**Problem to solve:**
Gather up all lines that carry the word "Gvineja".

[BEGIN Dataset entries]

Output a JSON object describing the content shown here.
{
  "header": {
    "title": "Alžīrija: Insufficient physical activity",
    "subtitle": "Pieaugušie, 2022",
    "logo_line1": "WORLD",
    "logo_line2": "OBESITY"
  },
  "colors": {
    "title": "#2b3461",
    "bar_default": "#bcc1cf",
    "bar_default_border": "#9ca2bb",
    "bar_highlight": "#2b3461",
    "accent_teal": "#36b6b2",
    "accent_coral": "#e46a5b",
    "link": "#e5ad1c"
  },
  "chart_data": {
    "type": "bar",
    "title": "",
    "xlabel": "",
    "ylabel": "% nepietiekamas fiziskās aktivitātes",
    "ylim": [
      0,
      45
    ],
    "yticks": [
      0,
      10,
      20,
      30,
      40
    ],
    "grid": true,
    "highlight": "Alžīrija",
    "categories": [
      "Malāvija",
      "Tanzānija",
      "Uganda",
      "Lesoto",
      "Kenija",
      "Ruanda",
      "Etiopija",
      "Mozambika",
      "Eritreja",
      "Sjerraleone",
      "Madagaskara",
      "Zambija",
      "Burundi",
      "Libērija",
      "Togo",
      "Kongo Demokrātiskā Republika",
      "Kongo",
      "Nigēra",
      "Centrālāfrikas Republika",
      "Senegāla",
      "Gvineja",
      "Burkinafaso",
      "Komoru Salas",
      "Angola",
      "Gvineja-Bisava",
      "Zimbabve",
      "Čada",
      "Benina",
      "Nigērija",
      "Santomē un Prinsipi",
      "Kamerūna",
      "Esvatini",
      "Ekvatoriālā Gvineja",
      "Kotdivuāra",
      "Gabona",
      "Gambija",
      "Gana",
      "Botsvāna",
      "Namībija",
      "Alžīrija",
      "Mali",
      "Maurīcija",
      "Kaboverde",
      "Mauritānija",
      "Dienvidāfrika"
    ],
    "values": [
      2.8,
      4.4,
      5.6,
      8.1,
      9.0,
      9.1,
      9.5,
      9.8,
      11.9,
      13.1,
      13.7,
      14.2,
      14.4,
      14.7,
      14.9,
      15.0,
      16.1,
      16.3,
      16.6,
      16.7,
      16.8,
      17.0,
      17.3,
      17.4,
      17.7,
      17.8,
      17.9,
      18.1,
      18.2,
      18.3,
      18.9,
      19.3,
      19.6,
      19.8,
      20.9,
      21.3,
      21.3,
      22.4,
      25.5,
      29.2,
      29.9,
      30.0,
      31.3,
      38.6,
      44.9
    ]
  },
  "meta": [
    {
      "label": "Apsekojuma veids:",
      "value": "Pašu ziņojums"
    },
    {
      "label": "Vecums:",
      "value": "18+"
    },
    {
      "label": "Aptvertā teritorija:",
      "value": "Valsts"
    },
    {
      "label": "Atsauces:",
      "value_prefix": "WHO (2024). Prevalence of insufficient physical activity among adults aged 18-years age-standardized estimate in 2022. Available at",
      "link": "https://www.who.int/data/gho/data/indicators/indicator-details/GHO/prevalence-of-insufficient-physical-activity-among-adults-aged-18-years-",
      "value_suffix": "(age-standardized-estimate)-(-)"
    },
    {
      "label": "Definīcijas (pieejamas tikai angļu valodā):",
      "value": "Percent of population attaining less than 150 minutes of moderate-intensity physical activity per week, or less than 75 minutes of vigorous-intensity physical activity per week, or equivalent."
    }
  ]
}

[END Dataset entries]

**Exercise response:**
      "Gvineja",
      "Gvineja-Bisava",
      "Ekvatoriālā Gvineja",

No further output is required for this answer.